- **WHAT IS EXPECTED**:
Across the entries below, please work out how many lines contain the string "name" and give only the number.
====== MATERIAL FOR THIS TASK ======
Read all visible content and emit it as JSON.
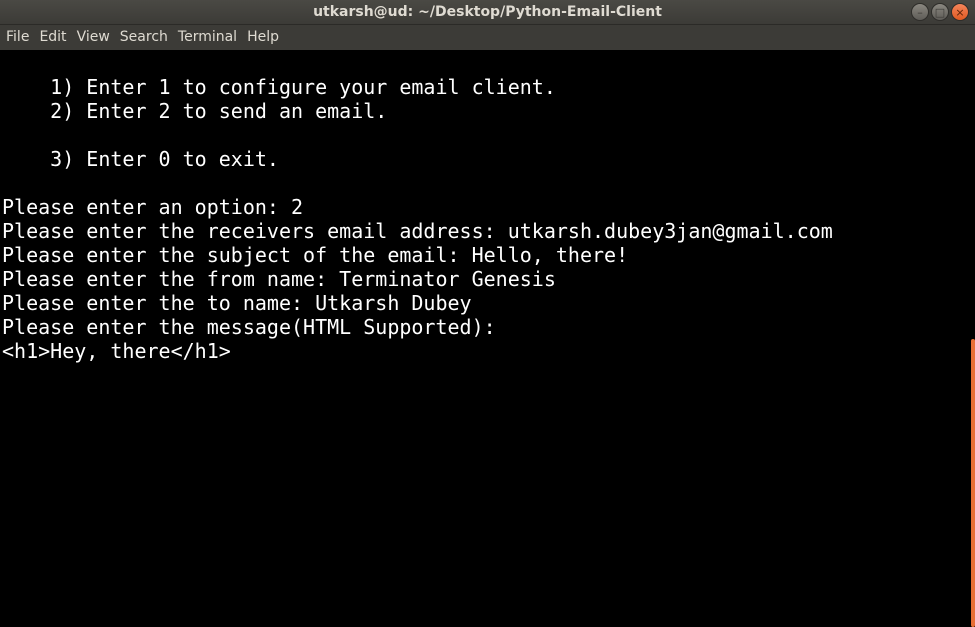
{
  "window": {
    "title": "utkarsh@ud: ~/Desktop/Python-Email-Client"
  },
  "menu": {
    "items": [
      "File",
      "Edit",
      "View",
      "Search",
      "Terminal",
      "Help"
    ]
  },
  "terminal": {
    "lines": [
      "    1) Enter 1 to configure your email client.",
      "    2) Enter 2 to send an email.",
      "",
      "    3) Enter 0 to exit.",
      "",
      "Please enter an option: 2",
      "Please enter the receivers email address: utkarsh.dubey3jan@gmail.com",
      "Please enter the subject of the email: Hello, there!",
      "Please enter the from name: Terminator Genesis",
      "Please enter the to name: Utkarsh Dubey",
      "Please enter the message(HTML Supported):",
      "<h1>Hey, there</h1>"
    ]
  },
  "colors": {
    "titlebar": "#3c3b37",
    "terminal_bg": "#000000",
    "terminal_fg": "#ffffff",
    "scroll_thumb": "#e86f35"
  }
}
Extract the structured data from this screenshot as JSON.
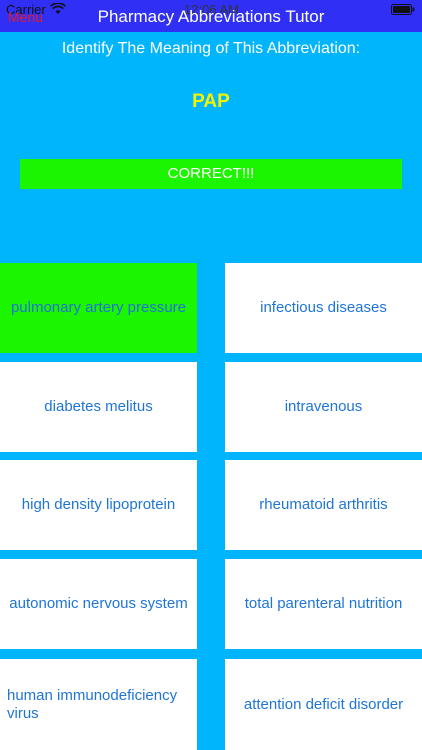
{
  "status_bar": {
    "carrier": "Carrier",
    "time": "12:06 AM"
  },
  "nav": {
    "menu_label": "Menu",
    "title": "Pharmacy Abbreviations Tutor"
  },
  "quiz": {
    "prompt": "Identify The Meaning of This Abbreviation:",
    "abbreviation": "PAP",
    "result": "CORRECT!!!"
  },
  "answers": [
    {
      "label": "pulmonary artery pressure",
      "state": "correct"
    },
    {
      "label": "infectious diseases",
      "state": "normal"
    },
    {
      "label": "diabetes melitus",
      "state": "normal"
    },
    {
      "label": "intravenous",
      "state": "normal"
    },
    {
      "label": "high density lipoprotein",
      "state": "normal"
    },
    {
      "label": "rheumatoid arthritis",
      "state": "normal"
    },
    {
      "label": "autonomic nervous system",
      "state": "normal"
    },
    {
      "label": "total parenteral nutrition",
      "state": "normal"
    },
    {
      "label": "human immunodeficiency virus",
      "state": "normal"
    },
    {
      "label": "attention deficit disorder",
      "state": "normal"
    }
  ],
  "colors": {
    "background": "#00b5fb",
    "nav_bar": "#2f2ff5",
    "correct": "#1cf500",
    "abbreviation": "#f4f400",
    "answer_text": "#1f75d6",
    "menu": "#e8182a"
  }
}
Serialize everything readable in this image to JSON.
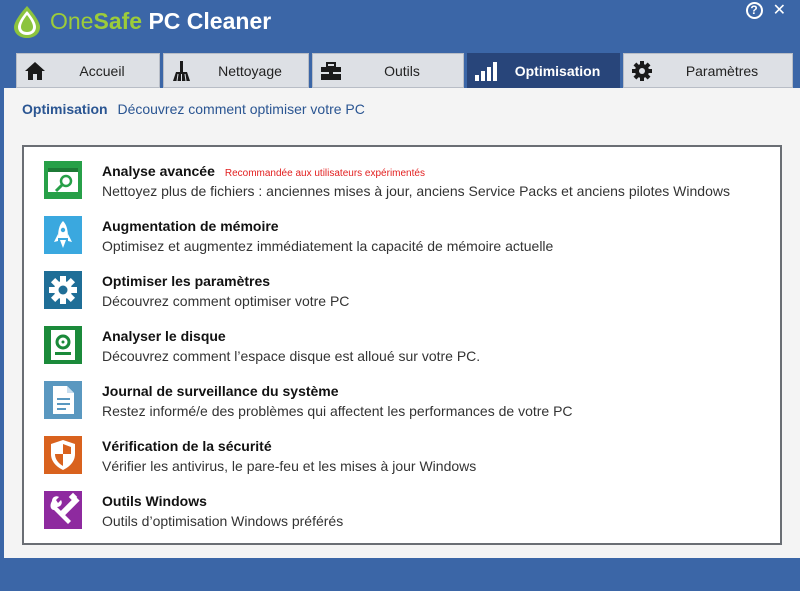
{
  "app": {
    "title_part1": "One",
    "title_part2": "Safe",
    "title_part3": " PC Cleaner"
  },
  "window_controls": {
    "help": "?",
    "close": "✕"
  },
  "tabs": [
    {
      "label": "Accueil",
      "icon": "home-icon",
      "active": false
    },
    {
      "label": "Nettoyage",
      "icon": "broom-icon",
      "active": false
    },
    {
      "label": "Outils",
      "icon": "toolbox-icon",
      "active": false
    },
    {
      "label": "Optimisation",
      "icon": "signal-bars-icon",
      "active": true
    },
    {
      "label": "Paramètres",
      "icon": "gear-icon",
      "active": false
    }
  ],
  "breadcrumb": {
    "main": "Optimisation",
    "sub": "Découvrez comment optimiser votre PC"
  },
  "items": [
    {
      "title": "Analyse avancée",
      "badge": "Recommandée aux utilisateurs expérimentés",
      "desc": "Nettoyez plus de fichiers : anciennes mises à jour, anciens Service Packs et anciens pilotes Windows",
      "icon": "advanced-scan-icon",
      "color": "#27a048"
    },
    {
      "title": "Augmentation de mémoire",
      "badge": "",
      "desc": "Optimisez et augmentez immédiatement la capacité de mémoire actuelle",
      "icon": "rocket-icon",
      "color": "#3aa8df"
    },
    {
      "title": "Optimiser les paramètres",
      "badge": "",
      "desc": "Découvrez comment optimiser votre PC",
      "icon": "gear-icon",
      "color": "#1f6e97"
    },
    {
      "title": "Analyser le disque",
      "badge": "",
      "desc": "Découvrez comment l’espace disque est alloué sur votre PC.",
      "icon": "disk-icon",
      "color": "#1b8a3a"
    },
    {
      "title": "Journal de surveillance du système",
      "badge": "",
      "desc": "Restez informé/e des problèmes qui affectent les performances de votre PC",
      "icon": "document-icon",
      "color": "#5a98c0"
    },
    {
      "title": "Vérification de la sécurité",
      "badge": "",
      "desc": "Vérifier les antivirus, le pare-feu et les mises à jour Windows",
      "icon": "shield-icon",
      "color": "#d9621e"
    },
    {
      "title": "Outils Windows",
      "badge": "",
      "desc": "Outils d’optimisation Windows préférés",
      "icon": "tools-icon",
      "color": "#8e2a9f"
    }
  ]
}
======
====== MATERIAL FOR THIS TASK ======
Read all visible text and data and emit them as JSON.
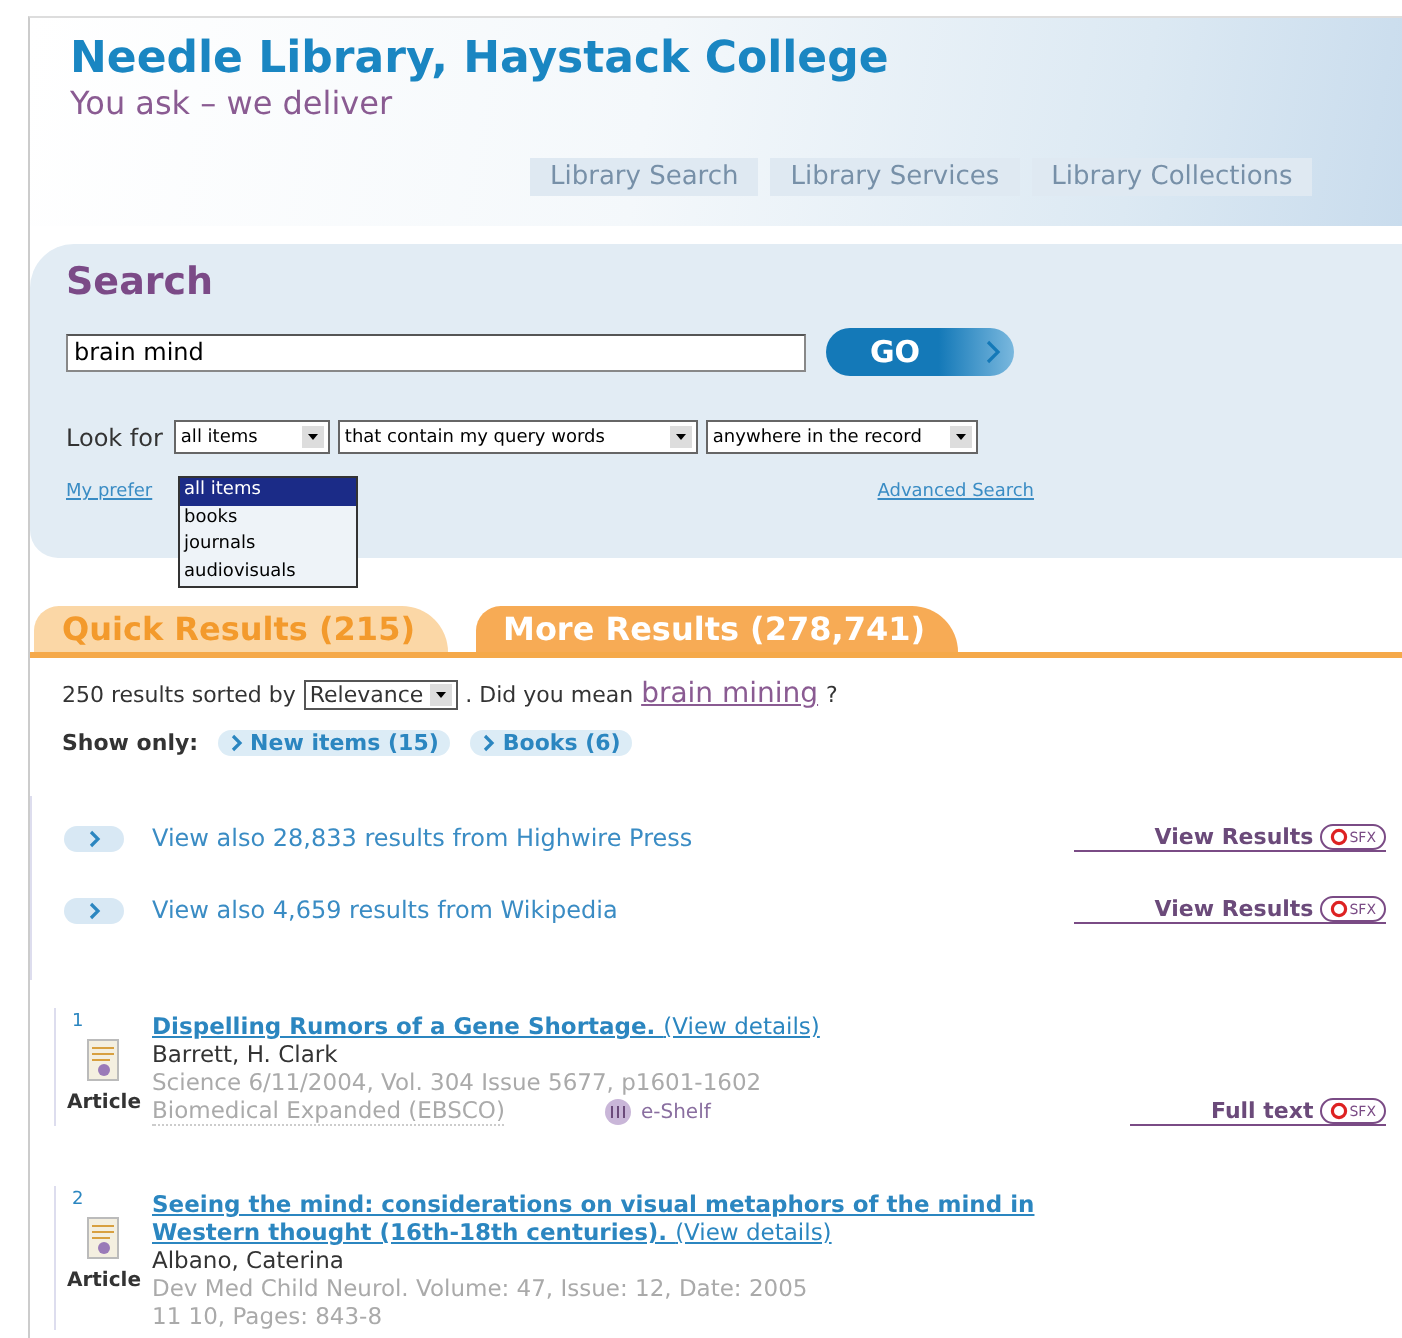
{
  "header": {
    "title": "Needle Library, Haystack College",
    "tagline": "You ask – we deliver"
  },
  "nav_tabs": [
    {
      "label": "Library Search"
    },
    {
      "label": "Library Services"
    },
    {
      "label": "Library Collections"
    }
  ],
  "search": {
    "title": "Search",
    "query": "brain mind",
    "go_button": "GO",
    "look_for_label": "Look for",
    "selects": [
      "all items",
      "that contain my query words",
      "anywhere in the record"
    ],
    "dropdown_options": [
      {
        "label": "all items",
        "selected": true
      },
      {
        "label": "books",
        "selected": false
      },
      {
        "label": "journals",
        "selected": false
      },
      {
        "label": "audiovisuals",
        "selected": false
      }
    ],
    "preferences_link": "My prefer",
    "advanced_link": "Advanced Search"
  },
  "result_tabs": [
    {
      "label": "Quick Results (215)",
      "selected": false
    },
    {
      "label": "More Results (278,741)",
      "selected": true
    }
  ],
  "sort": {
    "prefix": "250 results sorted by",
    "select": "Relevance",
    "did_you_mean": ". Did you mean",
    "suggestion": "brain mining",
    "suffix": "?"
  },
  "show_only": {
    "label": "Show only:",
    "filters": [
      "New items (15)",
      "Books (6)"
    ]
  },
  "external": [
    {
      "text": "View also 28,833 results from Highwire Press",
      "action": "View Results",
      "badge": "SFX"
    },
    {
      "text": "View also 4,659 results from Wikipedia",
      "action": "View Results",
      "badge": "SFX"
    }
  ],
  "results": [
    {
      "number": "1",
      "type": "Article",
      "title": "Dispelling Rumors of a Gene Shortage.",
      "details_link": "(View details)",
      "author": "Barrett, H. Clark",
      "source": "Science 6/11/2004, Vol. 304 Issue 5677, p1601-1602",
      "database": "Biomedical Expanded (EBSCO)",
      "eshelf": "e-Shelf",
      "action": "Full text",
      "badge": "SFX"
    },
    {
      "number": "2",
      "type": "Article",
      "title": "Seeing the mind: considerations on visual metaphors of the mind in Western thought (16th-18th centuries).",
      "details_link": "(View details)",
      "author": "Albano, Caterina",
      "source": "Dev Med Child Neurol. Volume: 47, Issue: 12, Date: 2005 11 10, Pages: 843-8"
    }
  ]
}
======
- **EXPECTED OUTPUT**:
2